**What to do:** Every line that contains "indexdb" counts once; give the total number of such lines, with no other words.

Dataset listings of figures
* Begin *

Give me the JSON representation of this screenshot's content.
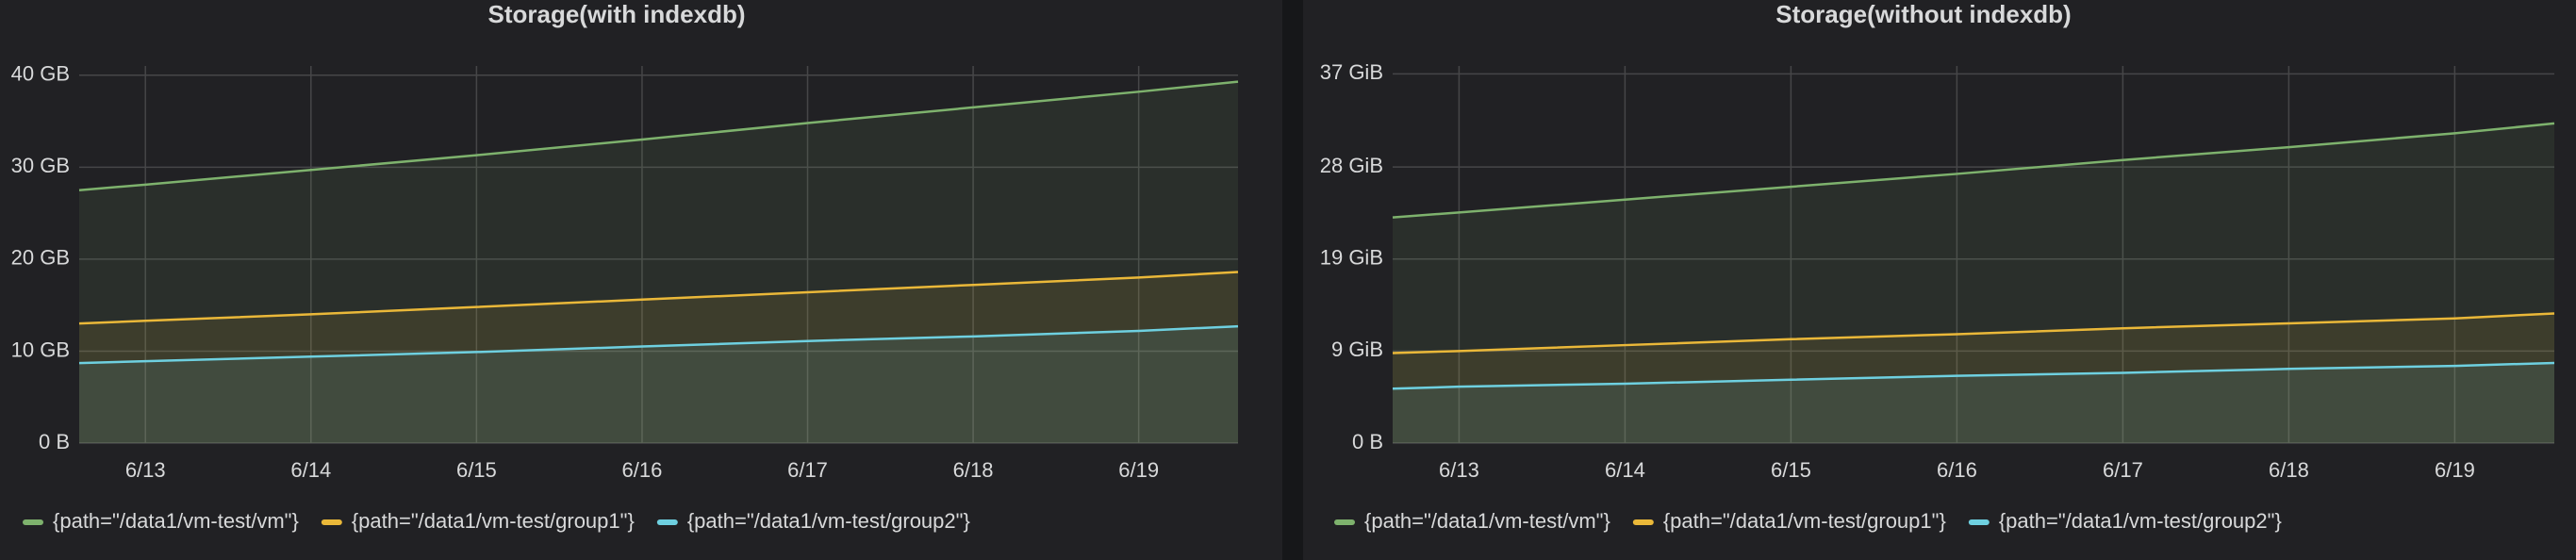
{
  "chart_data": [
    {
      "type": "line",
      "title": "Storage(with indexdb)",
      "x": [
        12.6,
        13,
        14,
        15,
        16,
        17,
        18,
        19,
        19.6
      ],
      "xlim": [
        12.6,
        19.6
      ],
      "xticks": [
        {
          "value": 13,
          "label": "6/13"
        },
        {
          "value": 14,
          "label": "6/14"
        },
        {
          "value": 15,
          "label": "6/15"
        },
        {
          "value": 16,
          "label": "6/16"
        },
        {
          "value": 17,
          "label": "6/17"
        },
        {
          "value": 18,
          "label": "6/18"
        },
        {
          "value": 19,
          "label": "6/19"
        }
      ],
      "ylim": [
        0,
        41
      ],
      "yticks": [
        {
          "value": 0,
          "label": "0 B"
        },
        {
          "value": 10,
          "label": "10 GB"
        },
        {
          "value": 20,
          "label": "20 GB"
        },
        {
          "value": 30,
          "label": "30 GB"
        },
        {
          "value": 40,
          "label": "40 GB"
        }
      ],
      "grid": true,
      "series": [
        {
          "name": "{path=\"/data1/vm-test/vm\"}",
          "color": "#7eb26d",
          "values": [
            27.5,
            28.1,
            29.7,
            31.3,
            33.0,
            34.8,
            36.5,
            38.2,
            39.3
          ]
        },
        {
          "name": "{path=\"/data1/vm-test/group1\"}",
          "color": "#eab839",
          "values": [
            13.0,
            13.3,
            14.0,
            14.8,
            15.6,
            16.4,
            17.2,
            18.0,
            18.6
          ]
        },
        {
          "name": "{path=\"/data1/vm-test/group2\"}",
          "color": "#6ed0e0",
          "values": [
            8.7,
            8.9,
            9.4,
            9.9,
            10.5,
            11.1,
            11.6,
            12.2,
            12.7
          ]
        }
      ]
    },
    {
      "type": "line",
      "title": "Storage(without indexdb)",
      "x": [
        12.6,
        13,
        14,
        15,
        16,
        17,
        18,
        19,
        19.6
      ],
      "xlim": [
        12.6,
        19.6
      ],
      "xticks": [
        {
          "value": 13,
          "label": "6/13"
        },
        {
          "value": 14,
          "label": "6/14"
        },
        {
          "value": 15,
          "label": "6/15"
        },
        {
          "value": 16,
          "label": "6/16"
        },
        {
          "value": 17,
          "label": "6/17"
        },
        {
          "value": 18,
          "label": "6/18"
        },
        {
          "value": 19,
          "label": "6/19"
        }
      ],
      "ylim": [
        0,
        38.1
      ],
      "yticks": [
        {
          "value": 0,
          "label": "0 B"
        },
        {
          "value": 9.3,
          "label": "9 GiB"
        },
        {
          "value": 18.6,
          "label": "19 GiB"
        },
        {
          "value": 27.9,
          "label": "28 GiB"
        },
        {
          "value": 37.3,
          "label": "37 GiB"
        }
      ],
      "grid": true,
      "series": [
        {
          "name": "{path=\"/data1/vm-test/vm\"}",
          "color": "#7eb26d",
          "values": [
            22.8,
            23.3,
            24.6,
            25.9,
            27.2,
            28.6,
            29.9,
            31.3,
            32.3
          ]
        },
        {
          "name": "{path=\"/data1/vm-test/group1\"}",
          "color": "#eab839",
          "values": [
            9.1,
            9.3,
            9.9,
            10.5,
            11.0,
            11.6,
            12.1,
            12.6,
            13.1
          ]
        },
        {
          "name": "{path=\"/data1/vm-test/group2\"}",
          "color": "#6ed0e0",
          "values": [
            5.5,
            5.7,
            6.0,
            6.4,
            6.8,
            7.1,
            7.5,
            7.8,
            8.1
          ]
        }
      ]
    }
  ]
}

* End *

**Final result:** 2